**WORK TO COMPLETE**
Restate all the material verbatim, except for the pictures.

[Data records]
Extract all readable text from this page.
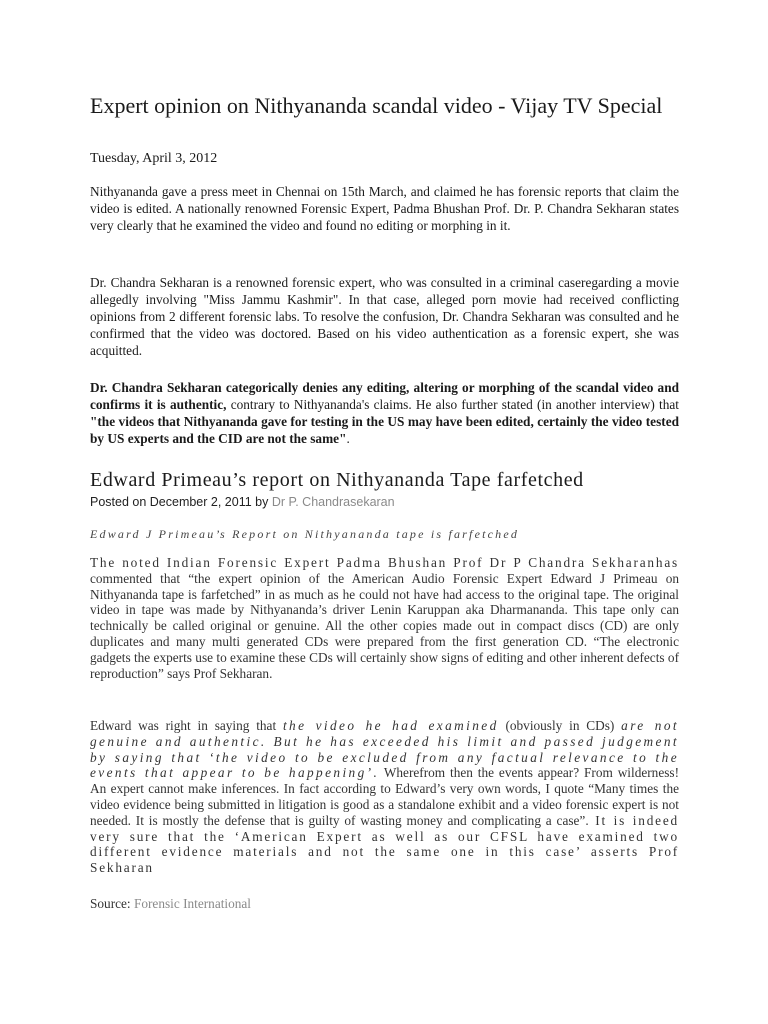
Expert opinion on Nithyananda scandal video - Vijay TV Special
Tuesday, April 3, 2012

Nithyananda gave a press meet in Chennai on 15th March, and claimed he has forensic reports that claim the video is edited. A nationally renowned Forensic Expert, Padma Bhushan Prof. Dr. P. Chandra Sekharan states very clearly that he examined the video and found no editing or morphing in it.

Dr. Chandra Sekharan is a renowned forensic expert, who was consulted in a criminal caseregarding a movie allegedly involving "Miss Jammu Kashmir". In that case, alleged porn movie had received conflicting opinions from 2 different forensic labs. To resolve the confusion, Dr. Chandra Sekharan was consulted and he confirmed that the video was doctored. Based on his video authentication as a forensic expert, she was acquitted.

Dr. Chandra Sekharan categorically denies any editing, altering or morphing of the scandal video and confirms it is authentic, contrary to Nithyananda's claims. He also further stated (in another interview) that "the videos that Nithyananda gave for testing in the US may have been edited, certainly the video tested by US experts and the CID are not the same".

Edward Primeau’s report on Nithyananda Tape farfetched
Posted on December 2, 2011 by Dr P. Chandrasekaran
Edward J Primeau’s Report on Nithyananda tape is farfetched

The noted Indian Forensic Expert Padma Bhushan Prof Dr P Chandra Sekharanhas commented that “the expert opinion of the American Audio Forensic Expert Edward J Primeau on Nithyananda tape is farfetched” in as much as he could not have had access to the original tape. The original video in tape was made by Nithyananda’s driver Lenin Karuppan aka Dharmananda. This tape only can technically be called original or genuine. All the other copies made out in compact discs (CD) are only duplicates and many multi generated CDs were prepared from the first generation CD. “The electronic gadgets the experts use to examine these CDs will certainly show signs of editing and other inherent defects of reproduction” says Prof Sekharan.

Edward was right in saying that the video he had examined (obviously in CDs) are not genuine and authentic. But he has exceeded his limit and passed judgement by saying that ‘the video to be excluded from any factual relevance to the events that appear to be happening’. Wherefrom then the events appear? From wilderness! An expert cannot make inferences. In fact according to Edward’s very own words, I quote “Many times the video evidence being submitted in litigation is good as a standalone exhibit and a video forensic expert is not needed. It is mostly the defense that is guilty of wasting money and complicating a case”. It is indeed very sure that the ‘American Expert as well as our CFSL have examined two different evidence materials and not the same one in this case’ asserts Prof Sekharan

Source: Forensic International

**ANSWER BELOW**
Extract all readable text from this page.
Expert opinion on Nithyananda scandal video - Vijay TV Special
Tuesday, April 3, 2012

Nithyananda gave a press meet in Chennai on 15th March, and claimed he has forensic reports that claim the video is edited. A nationally renowned Forensic Expert, Padma Bhushan Prof. Dr. P. Chandra Sekharan states very clearly that he examined the video and found no editing or morphing in it.

Dr. Chandra Sekharan is a renowned forensic expert, who was consulted in a criminal caseregarding a movie allegedly involving "Miss Jammu Kashmir". In that case, alleged porn movie had received conflicting opinions from 2 different forensic labs. To resolve the confusion, Dr. Chandra Sekharan was consulted and he confirmed that the video was doctored. Based on his video authentication as a forensic expert, she was acquitted.

Dr. Chandra Sekharan categorically denies any editing, altering or morphing of the scandal video and confirms it is authentic, contrary to Nithyananda's claims. He also further stated (in another interview) that "the videos that Nithyananda gave for testing in the US may have been edited, certainly the video tested by US experts and the CID are not the same".

Edward Primeau’s report on Nithyananda Tape farfetched
Posted on December 2, 2011 by Dr P. Chandrasekaran
Edward J Primeau’s Report on Nithyananda tape is farfetched

The noted Indian Forensic Expert Padma Bhushan Prof Dr P Chandra Sekharanhas commented that “the expert opinion of the American Audio Forensic Expert Edward J Primeau on Nithyananda tape is farfetched” in as much as he could not have had access to the original tape. The original video in tape was made by Nithyananda’s driver Lenin Karuppan aka Dharmananda. This tape only can technically be called original or genuine. All the other copies made out in compact discs (CD) are only duplicates and many multi generated CDs were prepared from the first generation CD. “The electronic gadgets the experts use to examine these CDs will certainly show signs of editing and other inherent defects of reproduction” says Prof Sekharan.

Edward was right in saying that the video he had examined (obviously in CDs) are not genuine and authentic. But he has exceeded his limit and passed judgement by saying that ‘the video to be excluded from any factual relevance to the events that appear to be happening’. Wherefrom then the events appear? From wilderness! An expert cannot make inferences. In fact according to Edward’s very own words, I quote “Many times the video evidence being submitted in litigation is good as a standalone exhibit and a video forensic expert is not needed. It is mostly the defense that is guilty of wasting money and complicating a case”. It is indeed very sure that the ‘American Expert as well as our CFSL have examined two different evidence materials and not the same one in this case’ asserts Prof Sekharan

Source: Forensic International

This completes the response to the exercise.